Dataset excerpts:
-- Begin --
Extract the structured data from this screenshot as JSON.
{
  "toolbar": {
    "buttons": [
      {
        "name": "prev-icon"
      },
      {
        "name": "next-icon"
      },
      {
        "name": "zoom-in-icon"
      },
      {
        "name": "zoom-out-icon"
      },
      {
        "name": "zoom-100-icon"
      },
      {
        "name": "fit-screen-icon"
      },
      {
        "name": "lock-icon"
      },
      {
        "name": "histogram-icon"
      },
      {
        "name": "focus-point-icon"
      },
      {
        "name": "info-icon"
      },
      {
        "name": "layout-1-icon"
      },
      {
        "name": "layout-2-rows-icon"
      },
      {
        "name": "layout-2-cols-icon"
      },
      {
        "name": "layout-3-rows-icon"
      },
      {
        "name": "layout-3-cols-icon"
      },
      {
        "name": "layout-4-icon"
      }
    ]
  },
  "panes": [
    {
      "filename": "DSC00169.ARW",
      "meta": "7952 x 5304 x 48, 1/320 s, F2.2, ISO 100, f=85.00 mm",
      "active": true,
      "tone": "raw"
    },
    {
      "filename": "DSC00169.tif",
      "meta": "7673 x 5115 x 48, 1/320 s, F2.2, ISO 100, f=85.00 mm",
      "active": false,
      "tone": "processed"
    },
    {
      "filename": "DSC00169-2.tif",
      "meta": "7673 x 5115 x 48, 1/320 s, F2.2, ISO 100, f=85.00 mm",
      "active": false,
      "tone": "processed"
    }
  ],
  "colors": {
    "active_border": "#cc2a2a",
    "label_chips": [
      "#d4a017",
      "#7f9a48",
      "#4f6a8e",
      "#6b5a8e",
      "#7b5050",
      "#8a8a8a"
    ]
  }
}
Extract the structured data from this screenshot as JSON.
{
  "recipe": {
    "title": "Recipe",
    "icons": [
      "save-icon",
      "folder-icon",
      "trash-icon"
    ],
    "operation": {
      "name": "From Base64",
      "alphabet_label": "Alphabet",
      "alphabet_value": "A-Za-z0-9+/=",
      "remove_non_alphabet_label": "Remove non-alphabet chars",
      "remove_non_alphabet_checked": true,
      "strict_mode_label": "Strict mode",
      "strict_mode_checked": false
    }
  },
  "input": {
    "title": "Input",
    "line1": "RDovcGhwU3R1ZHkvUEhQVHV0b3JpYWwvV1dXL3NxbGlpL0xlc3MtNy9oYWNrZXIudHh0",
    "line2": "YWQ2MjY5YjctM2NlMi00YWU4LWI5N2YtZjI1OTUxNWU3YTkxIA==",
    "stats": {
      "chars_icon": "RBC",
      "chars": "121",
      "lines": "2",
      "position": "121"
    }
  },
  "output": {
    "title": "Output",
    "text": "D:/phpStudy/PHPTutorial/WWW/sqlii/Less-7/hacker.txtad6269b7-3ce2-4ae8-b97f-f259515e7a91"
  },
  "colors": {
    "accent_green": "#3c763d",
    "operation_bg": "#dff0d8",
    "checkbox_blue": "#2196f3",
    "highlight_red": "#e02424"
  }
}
-- End --
What the exercise asks: Every entry needs to be retyped exactly.

Final result:
Extract the structured data from this screenshot as JSON.
{
  "toolbar": {
    "buttons": [
      {
        "name": "prev-icon"
      },
      {
        "name": "next-icon"
      },
      {
        "name": "zoom-in-icon"
      },
      {
        "name": "zoom-out-icon"
      },
      {
        "name": "zoom-100-icon"
      },
      {
        "name": "fit-screen-icon"
      },
      {
        "name": "lock-icon"
      },
      {
        "name": "histogram-icon"
      },
      {
        "name": "focus-point-icon"
      },
      {
        "name": "info-icon"
      },
      {
        "name": "layout-1-icon"
      },
      {
        "name": "layout-2-rows-icon"
      },
      {
        "name": "layout-2-cols-icon"
      },
      {
        "name": "layout-3-rows-icon"
      },
      {
        "name": "layout-3-cols-icon"
      },
      {
        "name": "layout-4-icon"
      }
    ]
  },
  "panes": [
    {
      "filename": "DSC00169.ARW",
      "meta": "7952 x 5304 x 48, 1/320 s, F2.2, ISO 100, f=85.00 mm",
      "active": true,
      "tone": "raw"
    },
    {
      "filename": "DSC00169.tif",
      "meta": "7673 x 5115 x 48, 1/320 s, F2.2, ISO 100, f=85.00 mm",
      "active": false,
      "tone": "processed"
    },
    {
      "filename": "DSC00169-2.tif",
      "meta": "7673 x 5115 x 48, 1/320 s, F2.2, ISO 100, f=85.00 mm",
      "active": false,
      "tone": "processed"
    }
  ],
  "colors": {
    "active_border": "#cc2a2a",
    "label_chips": [
      "#d4a017",
      "#7f9a48",
      "#4f6a8e",
      "#6b5a8e",
      "#7b5050",
      "#8a8a8a"
    ]
  }
}
Extract the structured data from this screenshot as JSON.
{
  "recipe": {
    "title": "Recipe",
    "icons": [
      "save-icon",
      "folder-icon",
      "trash-icon"
    ],
    "operation": {
      "name": "From Base64",
      "alphabet_label": "Alphabet",
      "alphabet_value": "A-Za-z0-9+/=",
      "remove_non_alphabet_label": "Remove non-alphabet chars",
      "remove_non_alphabet_checked": true,
      "strict_mode_label": "Strict mode",
      "strict_mode_checked": false
    }
  },
  "input": {
    "title": "Input",
    "line1": "RDovcGhwU3R1ZHkvUEhQVHV0b3JpYWwvV1dXL3NxbGlpL0xlc3MtNy9oYWNrZXIudHh0",
    "line2": "YWQ2MjY5YjctM2NlMi00YWU4LWI5N2YtZjI1OTUxNWU3YTkxIA==",
    "stats": {
      "chars_icon": "RBC",
      "chars": "121",
      "lines": "2",
      "position": "121"
    }
  },
  "output": {
    "title": "Output",
    "text": "D:/phpStudy/PHPTutorial/WWW/sqlii/Less-7/hacker.txtad6269b7-3ce2-4ae8-b97f-f259515e7a91"
  },
  "colors": {
    "accent_green": "#3c763d",
    "operation_bg": "#dff0d8",
    "checkbox_blue": "#2196f3",
    "highlight_red": "#e02424"
  }
}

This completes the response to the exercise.